* [What needs to be done] Find every line with the word "header". Copy those lines.

* [Material supplied]
════
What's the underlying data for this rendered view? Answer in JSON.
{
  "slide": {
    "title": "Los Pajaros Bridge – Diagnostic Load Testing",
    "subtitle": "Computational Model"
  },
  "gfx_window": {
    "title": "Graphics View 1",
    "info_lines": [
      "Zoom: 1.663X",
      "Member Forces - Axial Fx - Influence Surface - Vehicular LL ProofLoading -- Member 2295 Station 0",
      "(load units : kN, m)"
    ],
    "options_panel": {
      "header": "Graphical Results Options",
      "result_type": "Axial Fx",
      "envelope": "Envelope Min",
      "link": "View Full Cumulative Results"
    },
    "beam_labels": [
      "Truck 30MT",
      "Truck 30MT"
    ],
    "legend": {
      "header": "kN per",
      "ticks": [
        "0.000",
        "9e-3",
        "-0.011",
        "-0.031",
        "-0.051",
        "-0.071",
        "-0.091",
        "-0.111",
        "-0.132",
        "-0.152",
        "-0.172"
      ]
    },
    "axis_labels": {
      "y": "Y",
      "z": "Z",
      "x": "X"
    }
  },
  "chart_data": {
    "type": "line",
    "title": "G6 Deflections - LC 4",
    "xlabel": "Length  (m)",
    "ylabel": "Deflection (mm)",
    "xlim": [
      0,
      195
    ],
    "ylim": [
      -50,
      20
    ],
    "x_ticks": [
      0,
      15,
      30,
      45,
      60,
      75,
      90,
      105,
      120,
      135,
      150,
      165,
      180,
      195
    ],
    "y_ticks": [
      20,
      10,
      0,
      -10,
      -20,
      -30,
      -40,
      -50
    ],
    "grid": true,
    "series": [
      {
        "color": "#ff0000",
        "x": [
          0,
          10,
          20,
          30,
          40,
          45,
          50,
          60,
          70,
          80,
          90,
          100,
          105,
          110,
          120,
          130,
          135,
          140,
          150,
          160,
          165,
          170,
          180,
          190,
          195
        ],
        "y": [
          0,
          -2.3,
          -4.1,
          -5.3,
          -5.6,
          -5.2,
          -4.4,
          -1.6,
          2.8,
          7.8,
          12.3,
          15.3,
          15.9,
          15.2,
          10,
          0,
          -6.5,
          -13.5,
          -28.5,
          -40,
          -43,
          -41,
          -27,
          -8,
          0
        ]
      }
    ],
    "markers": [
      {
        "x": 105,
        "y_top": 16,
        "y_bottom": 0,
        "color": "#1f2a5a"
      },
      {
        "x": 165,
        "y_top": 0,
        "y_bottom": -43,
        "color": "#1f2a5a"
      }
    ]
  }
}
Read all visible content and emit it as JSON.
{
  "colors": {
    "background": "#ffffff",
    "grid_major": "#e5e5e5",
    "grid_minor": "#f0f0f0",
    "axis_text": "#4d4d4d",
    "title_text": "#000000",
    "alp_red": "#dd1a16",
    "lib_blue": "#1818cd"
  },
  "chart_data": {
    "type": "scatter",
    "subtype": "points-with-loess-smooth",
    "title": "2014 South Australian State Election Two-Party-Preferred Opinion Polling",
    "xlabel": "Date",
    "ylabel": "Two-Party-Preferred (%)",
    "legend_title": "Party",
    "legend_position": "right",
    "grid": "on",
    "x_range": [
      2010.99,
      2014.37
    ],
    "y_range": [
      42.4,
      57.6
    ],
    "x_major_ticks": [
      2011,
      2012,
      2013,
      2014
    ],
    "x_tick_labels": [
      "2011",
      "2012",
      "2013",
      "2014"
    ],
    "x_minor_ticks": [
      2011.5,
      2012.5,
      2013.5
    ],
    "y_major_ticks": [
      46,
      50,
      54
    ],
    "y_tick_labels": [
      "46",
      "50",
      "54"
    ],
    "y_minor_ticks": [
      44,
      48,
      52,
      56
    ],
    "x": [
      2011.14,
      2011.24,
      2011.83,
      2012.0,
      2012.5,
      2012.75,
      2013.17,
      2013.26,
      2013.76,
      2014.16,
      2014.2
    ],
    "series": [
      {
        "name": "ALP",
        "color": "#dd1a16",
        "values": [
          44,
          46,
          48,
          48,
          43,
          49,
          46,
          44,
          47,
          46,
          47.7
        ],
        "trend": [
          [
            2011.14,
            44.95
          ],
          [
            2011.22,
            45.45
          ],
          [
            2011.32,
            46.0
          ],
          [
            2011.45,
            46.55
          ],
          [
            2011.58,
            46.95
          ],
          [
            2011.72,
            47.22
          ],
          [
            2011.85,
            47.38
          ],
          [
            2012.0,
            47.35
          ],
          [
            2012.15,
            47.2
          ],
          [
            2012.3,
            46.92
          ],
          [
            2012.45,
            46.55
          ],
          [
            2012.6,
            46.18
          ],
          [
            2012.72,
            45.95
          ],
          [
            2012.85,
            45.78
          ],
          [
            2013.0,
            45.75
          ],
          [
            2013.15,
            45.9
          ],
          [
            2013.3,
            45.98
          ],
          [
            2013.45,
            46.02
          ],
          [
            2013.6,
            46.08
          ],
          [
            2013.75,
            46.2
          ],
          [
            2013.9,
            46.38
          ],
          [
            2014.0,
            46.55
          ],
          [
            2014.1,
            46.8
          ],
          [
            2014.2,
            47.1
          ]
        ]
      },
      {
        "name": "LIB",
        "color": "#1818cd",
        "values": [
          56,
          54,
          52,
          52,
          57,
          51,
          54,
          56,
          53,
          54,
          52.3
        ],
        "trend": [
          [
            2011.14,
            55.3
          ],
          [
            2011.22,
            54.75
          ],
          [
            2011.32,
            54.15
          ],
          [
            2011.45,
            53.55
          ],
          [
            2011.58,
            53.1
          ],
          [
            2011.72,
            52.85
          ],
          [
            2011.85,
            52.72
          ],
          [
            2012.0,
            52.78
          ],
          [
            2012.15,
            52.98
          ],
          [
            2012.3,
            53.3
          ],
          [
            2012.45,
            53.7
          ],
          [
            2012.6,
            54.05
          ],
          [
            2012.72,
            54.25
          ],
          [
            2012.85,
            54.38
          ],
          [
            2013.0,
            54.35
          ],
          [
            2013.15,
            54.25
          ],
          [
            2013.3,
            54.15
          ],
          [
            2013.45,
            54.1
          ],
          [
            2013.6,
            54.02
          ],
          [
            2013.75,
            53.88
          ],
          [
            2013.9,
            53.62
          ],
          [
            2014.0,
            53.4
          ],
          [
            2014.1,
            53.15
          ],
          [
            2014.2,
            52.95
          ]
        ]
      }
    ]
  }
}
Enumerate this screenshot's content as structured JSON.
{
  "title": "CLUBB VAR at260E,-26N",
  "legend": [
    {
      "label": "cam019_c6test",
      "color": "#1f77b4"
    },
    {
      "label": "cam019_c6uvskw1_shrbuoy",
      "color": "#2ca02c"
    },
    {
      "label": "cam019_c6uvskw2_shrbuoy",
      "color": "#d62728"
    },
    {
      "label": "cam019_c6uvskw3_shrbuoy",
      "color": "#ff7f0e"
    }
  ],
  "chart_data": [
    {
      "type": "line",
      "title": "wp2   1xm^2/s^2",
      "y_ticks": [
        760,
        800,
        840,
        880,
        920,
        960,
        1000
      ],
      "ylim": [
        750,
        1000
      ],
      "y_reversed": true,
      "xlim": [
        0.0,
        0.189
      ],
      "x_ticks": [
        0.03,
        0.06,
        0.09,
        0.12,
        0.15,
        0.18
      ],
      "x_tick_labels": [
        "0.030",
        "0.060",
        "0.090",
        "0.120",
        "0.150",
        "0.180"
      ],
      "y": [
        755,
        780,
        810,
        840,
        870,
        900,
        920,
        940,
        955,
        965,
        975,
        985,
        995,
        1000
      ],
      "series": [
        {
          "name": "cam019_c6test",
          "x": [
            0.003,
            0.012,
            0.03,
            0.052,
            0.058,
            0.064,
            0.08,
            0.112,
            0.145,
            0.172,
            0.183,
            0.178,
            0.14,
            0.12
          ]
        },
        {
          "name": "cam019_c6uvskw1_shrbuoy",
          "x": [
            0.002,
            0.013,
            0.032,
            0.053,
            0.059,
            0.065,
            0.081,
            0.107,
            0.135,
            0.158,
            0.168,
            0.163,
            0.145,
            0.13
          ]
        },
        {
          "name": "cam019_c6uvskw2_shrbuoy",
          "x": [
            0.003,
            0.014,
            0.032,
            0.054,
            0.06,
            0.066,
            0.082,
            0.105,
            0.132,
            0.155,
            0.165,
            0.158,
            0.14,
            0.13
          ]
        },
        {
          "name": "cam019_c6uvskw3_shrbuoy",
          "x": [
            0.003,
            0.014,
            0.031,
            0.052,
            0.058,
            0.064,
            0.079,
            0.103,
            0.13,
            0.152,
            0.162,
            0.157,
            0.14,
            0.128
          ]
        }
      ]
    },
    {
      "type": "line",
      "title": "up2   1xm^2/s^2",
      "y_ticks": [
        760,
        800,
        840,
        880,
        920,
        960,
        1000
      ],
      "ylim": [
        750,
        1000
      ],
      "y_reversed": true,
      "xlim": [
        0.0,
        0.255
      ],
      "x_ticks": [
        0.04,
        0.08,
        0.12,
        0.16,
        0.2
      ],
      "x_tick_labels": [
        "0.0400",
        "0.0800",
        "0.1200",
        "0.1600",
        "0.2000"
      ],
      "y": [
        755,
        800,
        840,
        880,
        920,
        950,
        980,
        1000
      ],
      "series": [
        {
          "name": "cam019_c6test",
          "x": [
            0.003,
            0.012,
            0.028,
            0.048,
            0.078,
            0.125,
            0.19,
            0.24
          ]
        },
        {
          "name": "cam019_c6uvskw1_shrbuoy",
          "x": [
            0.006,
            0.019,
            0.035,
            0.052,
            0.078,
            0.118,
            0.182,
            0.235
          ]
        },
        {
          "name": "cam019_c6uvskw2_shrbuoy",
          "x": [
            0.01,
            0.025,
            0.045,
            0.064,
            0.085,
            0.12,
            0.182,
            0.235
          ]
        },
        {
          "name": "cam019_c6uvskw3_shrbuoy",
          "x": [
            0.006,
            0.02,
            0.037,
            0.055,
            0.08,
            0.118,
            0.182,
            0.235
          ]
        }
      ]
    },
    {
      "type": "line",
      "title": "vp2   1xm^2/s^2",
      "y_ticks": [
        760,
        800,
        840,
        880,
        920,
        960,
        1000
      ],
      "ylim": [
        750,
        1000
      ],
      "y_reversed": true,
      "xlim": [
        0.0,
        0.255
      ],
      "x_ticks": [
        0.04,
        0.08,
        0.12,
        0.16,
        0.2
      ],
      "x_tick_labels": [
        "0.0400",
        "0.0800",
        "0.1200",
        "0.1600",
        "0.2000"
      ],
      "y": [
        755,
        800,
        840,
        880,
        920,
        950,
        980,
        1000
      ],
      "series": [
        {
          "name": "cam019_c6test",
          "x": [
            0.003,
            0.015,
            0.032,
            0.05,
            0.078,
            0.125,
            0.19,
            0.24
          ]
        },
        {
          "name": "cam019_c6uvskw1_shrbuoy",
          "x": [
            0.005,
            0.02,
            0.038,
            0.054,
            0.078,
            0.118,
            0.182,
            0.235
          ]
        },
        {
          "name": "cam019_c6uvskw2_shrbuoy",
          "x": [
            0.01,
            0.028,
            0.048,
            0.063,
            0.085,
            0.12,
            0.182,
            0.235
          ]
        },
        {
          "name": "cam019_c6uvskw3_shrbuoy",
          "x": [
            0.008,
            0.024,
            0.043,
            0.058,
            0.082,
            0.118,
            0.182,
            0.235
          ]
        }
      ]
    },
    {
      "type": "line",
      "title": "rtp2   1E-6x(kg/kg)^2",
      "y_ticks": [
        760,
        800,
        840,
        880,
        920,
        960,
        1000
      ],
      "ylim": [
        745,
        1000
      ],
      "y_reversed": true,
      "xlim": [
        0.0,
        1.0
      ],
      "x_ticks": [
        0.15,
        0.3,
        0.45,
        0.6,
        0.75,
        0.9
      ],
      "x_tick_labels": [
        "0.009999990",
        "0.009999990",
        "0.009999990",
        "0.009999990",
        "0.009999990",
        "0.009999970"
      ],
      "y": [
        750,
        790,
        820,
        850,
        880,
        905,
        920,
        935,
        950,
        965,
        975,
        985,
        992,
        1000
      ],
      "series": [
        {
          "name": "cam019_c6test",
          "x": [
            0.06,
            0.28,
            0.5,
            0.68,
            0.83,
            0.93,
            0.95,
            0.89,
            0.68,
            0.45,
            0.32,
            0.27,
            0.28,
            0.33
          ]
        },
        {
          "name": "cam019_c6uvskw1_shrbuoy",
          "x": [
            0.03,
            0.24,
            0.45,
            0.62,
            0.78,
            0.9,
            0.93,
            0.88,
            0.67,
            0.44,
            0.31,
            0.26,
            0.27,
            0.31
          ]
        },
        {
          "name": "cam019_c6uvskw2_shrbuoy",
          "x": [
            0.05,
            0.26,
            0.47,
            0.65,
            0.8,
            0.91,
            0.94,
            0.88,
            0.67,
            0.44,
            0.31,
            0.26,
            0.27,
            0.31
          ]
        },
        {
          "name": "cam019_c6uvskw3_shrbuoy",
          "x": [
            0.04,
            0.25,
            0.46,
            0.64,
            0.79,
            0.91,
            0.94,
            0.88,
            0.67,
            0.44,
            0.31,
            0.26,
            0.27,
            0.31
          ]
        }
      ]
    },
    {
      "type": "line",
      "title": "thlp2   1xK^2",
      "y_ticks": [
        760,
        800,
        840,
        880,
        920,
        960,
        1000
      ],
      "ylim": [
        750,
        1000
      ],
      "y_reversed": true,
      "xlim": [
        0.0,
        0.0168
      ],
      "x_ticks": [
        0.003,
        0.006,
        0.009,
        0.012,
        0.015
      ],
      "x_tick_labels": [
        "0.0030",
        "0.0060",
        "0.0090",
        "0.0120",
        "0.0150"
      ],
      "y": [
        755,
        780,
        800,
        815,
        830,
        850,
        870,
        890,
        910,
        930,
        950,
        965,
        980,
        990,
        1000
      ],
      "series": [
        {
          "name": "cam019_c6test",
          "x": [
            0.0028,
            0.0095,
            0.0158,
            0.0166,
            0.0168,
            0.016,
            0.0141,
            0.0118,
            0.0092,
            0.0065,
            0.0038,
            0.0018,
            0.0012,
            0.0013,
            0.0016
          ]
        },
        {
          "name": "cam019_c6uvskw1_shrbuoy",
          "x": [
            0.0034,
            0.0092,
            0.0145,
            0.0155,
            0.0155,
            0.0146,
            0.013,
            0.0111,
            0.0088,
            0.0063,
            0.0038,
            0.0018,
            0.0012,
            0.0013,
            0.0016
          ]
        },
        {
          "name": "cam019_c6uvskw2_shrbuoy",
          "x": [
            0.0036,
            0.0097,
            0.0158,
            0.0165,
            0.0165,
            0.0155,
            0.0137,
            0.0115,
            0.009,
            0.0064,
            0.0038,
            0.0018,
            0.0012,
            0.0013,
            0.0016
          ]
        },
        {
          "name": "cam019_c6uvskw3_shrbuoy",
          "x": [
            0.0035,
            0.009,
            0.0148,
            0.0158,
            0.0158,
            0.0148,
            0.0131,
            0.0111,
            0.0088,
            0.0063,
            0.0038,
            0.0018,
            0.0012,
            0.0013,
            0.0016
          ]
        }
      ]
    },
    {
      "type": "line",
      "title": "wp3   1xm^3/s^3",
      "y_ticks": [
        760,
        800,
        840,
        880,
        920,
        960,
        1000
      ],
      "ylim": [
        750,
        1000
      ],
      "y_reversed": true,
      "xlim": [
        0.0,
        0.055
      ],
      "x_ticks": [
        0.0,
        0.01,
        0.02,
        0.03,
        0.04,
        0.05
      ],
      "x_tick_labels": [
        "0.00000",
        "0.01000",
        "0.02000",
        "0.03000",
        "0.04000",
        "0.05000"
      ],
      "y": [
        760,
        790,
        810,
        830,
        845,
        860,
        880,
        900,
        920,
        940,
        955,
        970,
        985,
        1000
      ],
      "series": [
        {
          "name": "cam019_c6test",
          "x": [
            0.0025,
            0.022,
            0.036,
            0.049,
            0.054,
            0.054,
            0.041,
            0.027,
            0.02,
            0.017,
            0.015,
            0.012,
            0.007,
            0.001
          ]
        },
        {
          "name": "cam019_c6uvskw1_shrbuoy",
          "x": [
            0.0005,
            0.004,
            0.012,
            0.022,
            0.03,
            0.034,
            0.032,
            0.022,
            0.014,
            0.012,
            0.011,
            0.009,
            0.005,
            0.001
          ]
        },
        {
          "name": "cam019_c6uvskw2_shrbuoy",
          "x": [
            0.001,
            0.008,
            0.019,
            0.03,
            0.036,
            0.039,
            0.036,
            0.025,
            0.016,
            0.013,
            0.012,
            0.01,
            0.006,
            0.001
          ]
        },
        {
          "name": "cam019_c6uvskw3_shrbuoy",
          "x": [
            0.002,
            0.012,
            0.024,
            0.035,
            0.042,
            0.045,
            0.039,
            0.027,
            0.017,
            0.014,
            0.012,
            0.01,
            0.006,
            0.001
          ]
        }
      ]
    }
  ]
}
════
* [In response]
      "header": "Graphical Results Options",
      "header": "kN per",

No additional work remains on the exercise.